Return the full listing exactly as it is written.
= = = = = = =
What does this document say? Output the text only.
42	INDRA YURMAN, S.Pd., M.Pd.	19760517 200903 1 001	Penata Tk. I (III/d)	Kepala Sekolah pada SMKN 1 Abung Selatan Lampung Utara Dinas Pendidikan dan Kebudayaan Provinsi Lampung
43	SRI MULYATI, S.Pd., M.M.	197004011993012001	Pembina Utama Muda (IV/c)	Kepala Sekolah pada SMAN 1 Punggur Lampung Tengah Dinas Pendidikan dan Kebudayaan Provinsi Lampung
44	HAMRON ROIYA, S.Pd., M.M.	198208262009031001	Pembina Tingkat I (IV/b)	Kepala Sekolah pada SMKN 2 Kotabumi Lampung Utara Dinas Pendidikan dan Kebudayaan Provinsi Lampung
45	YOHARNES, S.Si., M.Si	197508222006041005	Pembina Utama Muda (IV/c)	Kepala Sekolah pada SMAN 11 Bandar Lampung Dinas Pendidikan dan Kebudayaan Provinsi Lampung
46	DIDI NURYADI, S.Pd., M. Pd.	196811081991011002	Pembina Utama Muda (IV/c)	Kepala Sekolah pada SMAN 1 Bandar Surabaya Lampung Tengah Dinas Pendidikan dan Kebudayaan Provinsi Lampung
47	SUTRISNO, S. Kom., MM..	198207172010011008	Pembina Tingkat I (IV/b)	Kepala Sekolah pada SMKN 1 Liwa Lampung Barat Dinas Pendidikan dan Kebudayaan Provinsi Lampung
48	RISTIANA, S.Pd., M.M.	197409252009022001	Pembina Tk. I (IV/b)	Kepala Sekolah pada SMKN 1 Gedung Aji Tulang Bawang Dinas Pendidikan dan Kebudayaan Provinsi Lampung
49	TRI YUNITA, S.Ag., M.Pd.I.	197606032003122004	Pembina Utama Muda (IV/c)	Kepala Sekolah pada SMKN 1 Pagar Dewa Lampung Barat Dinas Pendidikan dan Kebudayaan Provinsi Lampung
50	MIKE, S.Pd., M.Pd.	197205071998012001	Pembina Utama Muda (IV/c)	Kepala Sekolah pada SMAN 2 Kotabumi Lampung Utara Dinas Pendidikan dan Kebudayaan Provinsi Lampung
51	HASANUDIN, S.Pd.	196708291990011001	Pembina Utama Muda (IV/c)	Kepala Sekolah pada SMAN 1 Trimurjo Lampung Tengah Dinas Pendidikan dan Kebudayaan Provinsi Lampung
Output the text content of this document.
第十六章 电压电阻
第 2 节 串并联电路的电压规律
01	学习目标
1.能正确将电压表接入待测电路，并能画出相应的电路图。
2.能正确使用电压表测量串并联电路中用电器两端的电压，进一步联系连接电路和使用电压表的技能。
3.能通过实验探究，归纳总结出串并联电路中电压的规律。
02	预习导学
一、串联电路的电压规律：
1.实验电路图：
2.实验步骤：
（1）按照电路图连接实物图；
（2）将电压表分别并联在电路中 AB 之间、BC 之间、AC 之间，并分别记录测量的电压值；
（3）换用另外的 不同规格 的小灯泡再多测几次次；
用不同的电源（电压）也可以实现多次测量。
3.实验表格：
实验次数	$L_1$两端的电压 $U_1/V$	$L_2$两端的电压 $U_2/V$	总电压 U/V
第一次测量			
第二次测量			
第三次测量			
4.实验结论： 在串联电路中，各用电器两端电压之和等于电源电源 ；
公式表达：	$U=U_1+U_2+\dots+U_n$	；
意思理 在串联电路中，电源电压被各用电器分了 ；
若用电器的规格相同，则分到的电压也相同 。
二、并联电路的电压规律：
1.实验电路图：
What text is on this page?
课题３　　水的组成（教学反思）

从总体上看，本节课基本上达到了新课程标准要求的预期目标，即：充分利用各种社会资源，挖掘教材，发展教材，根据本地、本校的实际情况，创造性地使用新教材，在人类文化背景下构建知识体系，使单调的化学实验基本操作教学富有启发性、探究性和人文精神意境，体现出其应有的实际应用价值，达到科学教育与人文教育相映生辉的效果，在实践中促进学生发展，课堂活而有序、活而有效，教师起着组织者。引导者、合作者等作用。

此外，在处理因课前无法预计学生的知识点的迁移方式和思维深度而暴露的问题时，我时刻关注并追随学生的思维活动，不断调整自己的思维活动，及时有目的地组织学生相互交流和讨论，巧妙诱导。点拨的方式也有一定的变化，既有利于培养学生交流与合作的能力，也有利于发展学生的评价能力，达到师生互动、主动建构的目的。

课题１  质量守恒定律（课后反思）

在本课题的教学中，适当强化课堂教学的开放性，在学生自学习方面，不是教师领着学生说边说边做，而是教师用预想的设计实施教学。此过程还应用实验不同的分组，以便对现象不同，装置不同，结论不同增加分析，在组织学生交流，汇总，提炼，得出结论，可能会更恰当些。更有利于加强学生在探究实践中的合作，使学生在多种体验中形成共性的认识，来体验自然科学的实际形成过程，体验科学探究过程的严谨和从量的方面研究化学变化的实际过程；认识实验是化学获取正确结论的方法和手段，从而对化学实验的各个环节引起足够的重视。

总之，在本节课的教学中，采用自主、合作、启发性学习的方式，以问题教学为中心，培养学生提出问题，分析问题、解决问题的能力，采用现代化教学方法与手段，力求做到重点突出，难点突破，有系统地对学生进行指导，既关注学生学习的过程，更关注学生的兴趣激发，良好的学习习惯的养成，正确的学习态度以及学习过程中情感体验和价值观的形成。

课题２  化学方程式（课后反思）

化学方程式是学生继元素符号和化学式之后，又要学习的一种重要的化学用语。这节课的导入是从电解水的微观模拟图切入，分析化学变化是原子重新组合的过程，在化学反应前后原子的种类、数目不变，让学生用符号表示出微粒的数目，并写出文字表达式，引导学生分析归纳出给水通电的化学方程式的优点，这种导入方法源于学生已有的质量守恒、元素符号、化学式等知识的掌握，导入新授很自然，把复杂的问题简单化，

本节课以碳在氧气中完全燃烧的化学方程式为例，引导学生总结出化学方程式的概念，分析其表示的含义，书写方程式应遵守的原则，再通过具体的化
= = = = = = =
* _RESULT_:
What does this document say? Output the text only.
42	INDRA YURMAN, S.Pd., M.Pd.	19760517 200903 1 001	Penata Tk. I (III/d)	Kepala Sekolah pada SMKN 1 Abung Selatan Lampung Utara Dinas Pendidikan dan Kebudayaan Provinsi Lampung
43	SRI MULYATI, S.Pd., M.M.	197004011993012001	Pembina Utama Muda (IV/c)	Kepala Sekolah pada SMAN 1 Punggur Lampung Tengah Dinas Pendidikan dan Kebudayaan Provinsi Lampung
44	HAMRON ROIYA, S.Pd., M.M.	198208262009031001	Pembina Tingkat I (IV/b)	Kepala Sekolah pada SMKN 2 Kotabumi Lampung Utara Dinas Pendidikan dan Kebudayaan Provinsi Lampung
45	YOHARNES, S.Si., M.Si	197508222006041005	Pembina Utama Muda (IV/c)	Kepala Sekolah pada SMAN 11 Bandar Lampung Dinas Pendidikan dan Kebudayaan Provinsi Lampung
46	DIDI NURYADI, S.Pd., M. Pd.	196811081991011002	Pembina Utama Muda (IV/c)	Kepala Sekolah pada SMAN 1 Bandar Surabaya Lampung Tengah Dinas Pendidikan dan Kebudayaan Provinsi Lampung
47	SUTRISNO, S. Kom., MM..	198207172010011008	Pembina Tingkat I (IV/b)	Kepala Sekolah pada SMKN 1 Liwa Lampung Barat Dinas Pendidikan dan Kebudayaan Provinsi Lampung
48	RISTIANA, S.Pd., M.M.	197409252009022001	Pembina Tk. I (IV/b)	Kepala Sekolah pada SMKN 1 Gedung Aji Tulang Bawang Dinas Pendidikan dan Kebudayaan Provinsi Lampung
49	TRI YUNITA, S.Ag., M.Pd.I.	197606032003122004	Pembina Utama Muda (IV/c)	Kepala Sekolah pada SMKN 1 Pagar Dewa Lampung Barat Dinas Pendidikan dan Kebudayaan Provinsi Lampung
50	MIKE, S.Pd., M.Pd.	197205071998012001	Pembina Utama Muda (IV/c)	Kepala Sekolah pada SMAN 2 Kotabumi Lampung Utara Dinas Pendidikan dan Kebudayaan Provinsi Lampung
51	HASANUDIN, S.Pd.	196708291990011001	Pembina Utama Muda (IV/c)	Kepala Sekolah pada SMAN 1 Trimurjo Lampung Tengah Dinas Pendidikan dan Kebudayaan Provinsi Lampung
Output the text content of this document.
第十六章 电压电阻
第 2 节 串并联电路的电压规律
01	学习目标
1.能正确将电压表接入待测电路，并能画出相应的电路图。
2.能正确使用电压表测量串并联电路中用电器两端的电压，进一步联系连接电路和使用电压表的技能。
3.能通过实验探究，归纳总结出串并联电路中电压的规律。
02	预习导学
一、串联电路的电压规律：
1.实验电路图：
2.实验步骤：
（1）按照电路图连接实物图；
（2）将电压表分别并联在电路中 AB 之间、BC 之间、AC 之间，并分别记录测量的电压值；
（3）换用另外的 不同规格 的小灯泡再多测几次次；
用不同的电源（电压）也可以实现多次测量。
3.实验表格：
实验次数	$L_1$两端的电压 $U_1/V$	$L_2$两端的电压 $U_2/V$	总电压 U/V
第一次测量			
第二次测量			
第三次测量			
4.实验结论： 在串联电路中，各用电器两端电压之和等于电源电源 ；
公式表达：	$U=U_1+U_2+\dots+U_n$	；
意思理 在串联电路中，电源电压被各用电器分了 ；
若用电器的规格相同，则分到的电压也相同 。
二、并联电路的电压规律：
1.实验电路图：
What text is on this page?
课题３　　水的组成（教学反思）

从总体上看，本节课基本上达到了新课程标准要求的预期目标，即：充分利用各种社会资源，挖掘教材，发展教材，根据本地、本校的实际情况，创造性地使用新教材，在人类文化背景下构建知识体系，使单调的化学实验基本操作教学富有启发性、探究性和人文精神意境，体现出其应有的实际应用价值，达到科学教育与人文教育相映生辉的效果，在实践中促进学生发展，课堂活而有序、活而有效，教师起着组织者。引导者、合作者等作用。

此外，在处理因课前无法预计学生的知识点的迁移方式和思维深度而暴露的问题时，我时刻关注并追随学生的思维活动，不断调整自己的思维活动，及时有目的地组织学生相互交流和讨论，巧妙诱导。点拨的方式也有一定的变化，既有利于培养学生交流与合作的能力，也有利于发展学生的评价能力，达到师生互动、主动建构的目的。

课题１  质量守恒定律（课后反思）

在本课题的教学中，适当强化课堂教学的开放性，在学生自学习方面，不是教师领着学生说边说边做，而是教师用预想的设计实施教学。此过程还应用实验不同的分组，以便对现象不同，装置不同，结论不同增加分析，在组织学生交流，汇总，提炼，得出结论，可能会更恰当些。更有利于加强学生在探究实践中的合作，使学生在多种体验中形成共性的认识，来体验自然科学的实际形成过程，体验科学探究过程的严谨和从量的方面研究化学变化的实际过程；认识实验是化学获取正确结论的方法和手段，从而对化学实验的各个环节引起足够的重视。

总之，在本节课的教学中，采用自主、合作、启发性学习的方式，以问题教学为中心，培养学生提出问题，分析问题、解决问题的能力，采用现代化教学方法与手段，力求做到重点突出，难点突破，有系统地对学生进行指导，既关注学生学习的过程，更关注学生的兴趣激发，良好的学习习惯的养成，正确的学习态度以及学习过程中情感体验和价值观的形成。

课题２  化学方程式（课后反思）

化学方程式是学生继元素符号和化学式之后，又要学习的一种重要的化学用语。这节课的导入是从电解水的微观模拟图切入，分析化学变化是原子重新组合的过程，在化学反应前后原子的种类、数目不变，让学生用符号表示出微粒的数目，并写出文字表达式，引导学生分析归纳出给水通电的化学方程式的优点，这种导入方法源于学生已有的质量守恒、元素符号、化学式等知识的掌握，导入新授很自然，把复杂的问题简单化，

本节课以碳在氧气中完全燃烧的化学方程式为例，引导学生总结出化学方程式的概念，分析其表示的含义，书写方程式应遵守的原则，再通过具体的化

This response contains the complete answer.